▸ **Brief**: Take all the material and copy it exactly.

>> start Records for this exercise

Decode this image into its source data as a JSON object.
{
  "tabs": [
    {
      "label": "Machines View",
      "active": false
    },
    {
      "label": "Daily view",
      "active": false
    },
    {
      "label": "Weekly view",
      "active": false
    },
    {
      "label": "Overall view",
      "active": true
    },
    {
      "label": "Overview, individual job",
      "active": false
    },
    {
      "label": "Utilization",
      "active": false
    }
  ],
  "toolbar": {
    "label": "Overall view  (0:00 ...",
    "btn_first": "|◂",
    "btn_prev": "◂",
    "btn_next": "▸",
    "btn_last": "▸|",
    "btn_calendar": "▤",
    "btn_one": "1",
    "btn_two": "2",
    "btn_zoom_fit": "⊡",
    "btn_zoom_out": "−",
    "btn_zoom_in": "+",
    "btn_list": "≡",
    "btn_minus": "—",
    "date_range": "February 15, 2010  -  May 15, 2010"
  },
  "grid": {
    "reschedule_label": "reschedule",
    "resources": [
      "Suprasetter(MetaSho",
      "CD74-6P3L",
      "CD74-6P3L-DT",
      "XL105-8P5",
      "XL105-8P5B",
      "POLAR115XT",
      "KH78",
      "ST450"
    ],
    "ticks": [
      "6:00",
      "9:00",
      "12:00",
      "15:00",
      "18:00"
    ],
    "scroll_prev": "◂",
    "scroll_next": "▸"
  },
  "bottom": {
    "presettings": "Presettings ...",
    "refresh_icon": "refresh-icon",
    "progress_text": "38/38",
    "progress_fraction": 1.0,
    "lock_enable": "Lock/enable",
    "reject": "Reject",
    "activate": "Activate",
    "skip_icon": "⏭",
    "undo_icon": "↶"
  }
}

>> end Records for this exercise

▸ **Written reply**:
Decode this image into its source data as a JSON object.
{
  "tabs": [
    {
      "label": "Machines View",
      "active": false
    },
    {
      "label": "Daily view",
      "active": false
    },
    {
      "label": "Weekly view",
      "active": false
    },
    {
      "label": "Overall view",
      "active": true
    },
    {
      "label": "Overview, individual job",
      "active": false
    },
    {
      "label": "Utilization",
      "active": false
    }
  ],
  "toolbar": {
    "label": "Overall view  (0:00 ...",
    "btn_first": "|◂",
    "btn_prev": "◂",
    "btn_next": "▸",
    "btn_last": "▸|",
    "btn_calendar": "▤",
    "btn_one": "1",
    "btn_two": "2",
    "btn_zoom_fit": "⊡",
    "btn_zoom_out": "−",
    "btn_zoom_in": "+",
    "btn_list": "≡",
    "btn_minus": "—",
    "date_range": "February 15, 2010  -  May 15, 2010"
  },
  "grid": {
    "reschedule_label": "reschedule",
    "resources": [
      "Suprasetter(MetaSho",
      "CD74-6P3L",
      "CD74-6P3L-DT",
      "XL105-8P5",
      "XL105-8P5B",
      "POLAR115XT",
      "KH78",
      "ST450"
    ],
    "ticks": [
      "6:00",
      "9:00",
      "12:00",
      "15:00",
      "18:00"
    ],
    "scroll_prev": "◂",
    "scroll_next": "▸"
  },
  "bottom": {
    "presettings": "Presettings ...",
    "refresh_icon": "refresh-icon",
    "progress_text": "38/38",
    "progress_fraction": 1.0,
    "lock_enable": "Lock/enable",
    "reject": "Reject",
    "activate": "Activate",
    "skip_icon": "⏭",
    "undo_icon": "↶"
  }
}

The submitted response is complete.